- _TASK DATA_:

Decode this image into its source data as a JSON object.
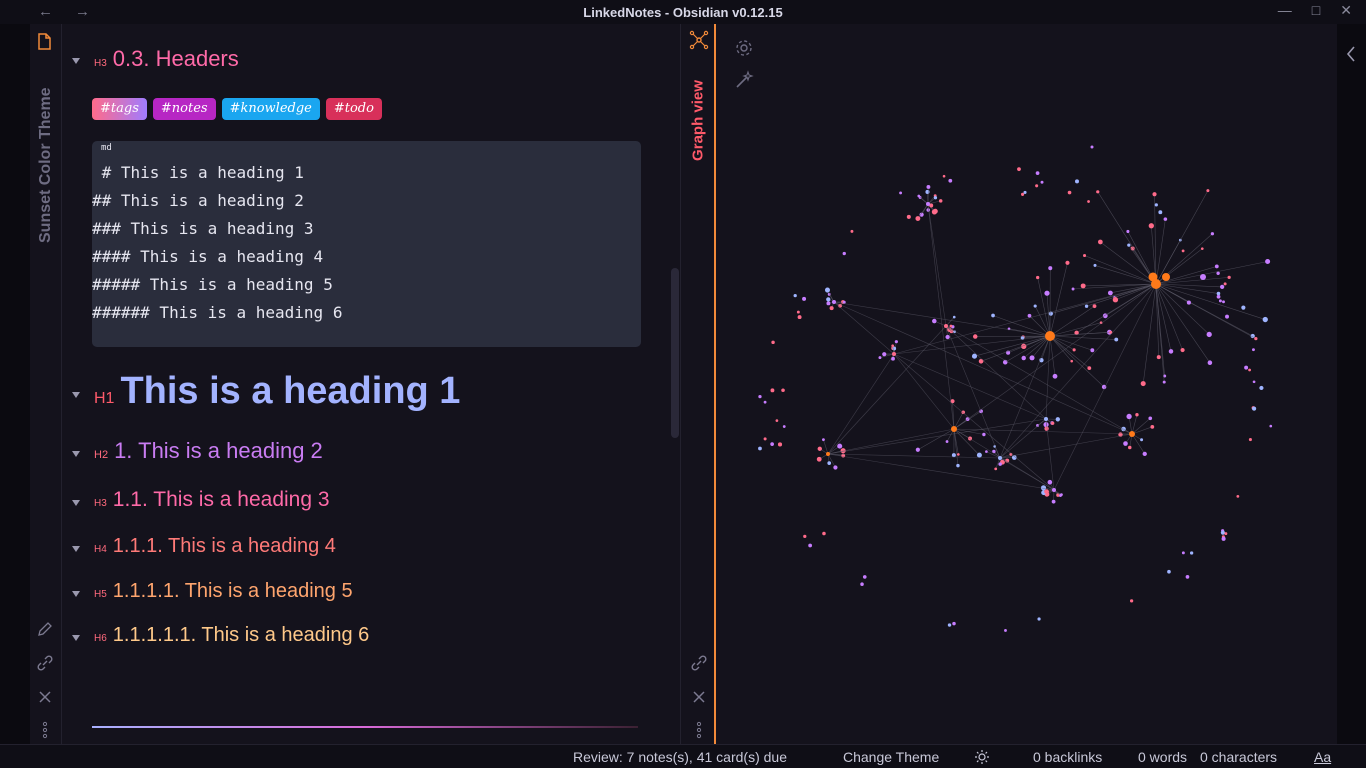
{
  "window": {
    "title": "LinkedNotes - Obsidian v0.12.15",
    "back_glyph": "←",
    "forward_glyph": "→"
  },
  "ribbon": {
    "vertical_title": "Sunset Color Theme"
  },
  "editor": {
    "section_level": "H3",
    "section_title": "0.3. Headers",
    "tags": [
      {
        "label": "#tags",
        "color": "#ff6b8a"
      },
      {
        "label": "#notes",
        "color": "#b726c4"
      },
      {
        "label": "#knowledge",
        "color": "#1aa6f0"
      },
      {
        "label": "#todo",
        "color": "#d8305a"
      }
    ],
    "code_lang": "md",
    "code_lines": [
      " # This is a heading 1",
      "## This is a heading 2",
      "### This is a heading 3",
      "#### This is a heading 4",
      "##### This is a heading 5",
      "###### This is a heading 6"
    ],
    "headings": [
      {
        "level": "H1",
        "text": "This is a heading 1",
        "color": "#a3b3ff"
      },
      {
        "level": "H2",
        "text": "1. This is a heading 2",
        "color": "#c97cf2"
      },
      {
        "level": "H3",
        "text": "1.1. This is a heading 3",
        "color": "#ff6aa8"
      },
      {
        "level": "H4",
        "text": "1.1.1. This is a heading 4",
        "color": "#ff7a78"
      },
      {
        "level": "H5",
        "text": "1.1.1.1. This is a heading 5",
        "color": "#ffa56e"
      },
      {
        "level": "H6",
        "text": "1.1.1.1.1. This is a heading 6",
        "color": "#ffc98a"
      }
    ]
  },
  "sidepanel": {
    "tab_label": "Graph view"
  },
  "statusbar": {
    "review": "Review: 7 notes(s), 41 card(s) due",
    "change_theme": "Change Theme",
    "backlinks": "0 backlinks",
    "words": "0 words",
    "characters": "0 characters",
    "font_toggle": "Aa"
  },
  "colors": {
    "accent_orange": "#f28a3a",
    "node_purple": "#c77dff",
    "node_pink": "#ff6b8a",
    "node_blue": "#9fb4ff",
    "node_orange": "#ff7a1a"
  }
}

- _REQUIRED TASK_:
Copy out every line of the material above exactly, skipping the pictures.

- _RESULT_:
Decode this image into its source data as a JSON object.
{
  "window": {
    "title": "LinkedNotes - Obsidian v0.12.15",
    "back_glyph": "←",
    "forward_glyph": "→"
  },
  "ribbon": {
    "vertical_title": "Sunset Color Theme"
  },
  "editor": {
    "section_level": "H3",
    "section_title": "0.3. Headers",
    "tags": [
      {
        "label": "#tags",
        "color": "#ff6b8a"
      },
      {
        "label": "#notes",
        "color": "#b726c4"
      },
      {
        "label": "#knowledge",
        "color": "#1aa6f0"
      },
      {
        "label": "#todo",
        "color": "#d8305a"
      }
    ],
    "code_lang": "md",
    "code_lines": [
      " # This is a heading 1",
      "## This is a heading 2",
      "### This is a heading 3",
      "#### This is a heading 4",
      "##### This is a heading 5",
      "###### This is a heading 6"
    ],
    "headings": [
      {
        "level": "H1",
        "text": "This is a heading 1",
        "color": "#a3b3ff"
      },
      {
        "level": "H2",
        "text": "1. This is a heading 2",
        "color": "#c97cf2"
      },
      {
        "level": "H3",
        "text": "1.1. This is a heading 3",
        "color": "#ff6aa8"
      },
      {
        "level": "H4",
        "text": "1.1.1. This is a heading 4",
        "color": "#ff7a78"
      },
      {
        "level": "H5",
        "text": "1.1.1.1. This is a heading 5",
        "color": "#ffa56e"
      },
      {
        "level": "H6",
        "text": "1.1.1.1.1. This is a heading 6",
        "color": "#ffc98a"
      }
    ]
  },
  "sidepanel": {
    "tab_label": "Graph view"
  },
  "statusbar": {
    "review": "Review: 7 notes(s), 41 card(s) due",
    "change_theme": "Change Theme",
    "backlinks": "0 backlinks",
    "words": "0 words",
    "characters": "0 characters",
    "font_toggle": "Aa"
  },
  "colors": {
    "accent_orange": "#f28a3a",
    "node_purple": "#c77dff",
    "node_pink": "#ff6b8a",
    "node_blue": "#9fb4ff",
    "node_orange": "#ff7a1a"
  }
}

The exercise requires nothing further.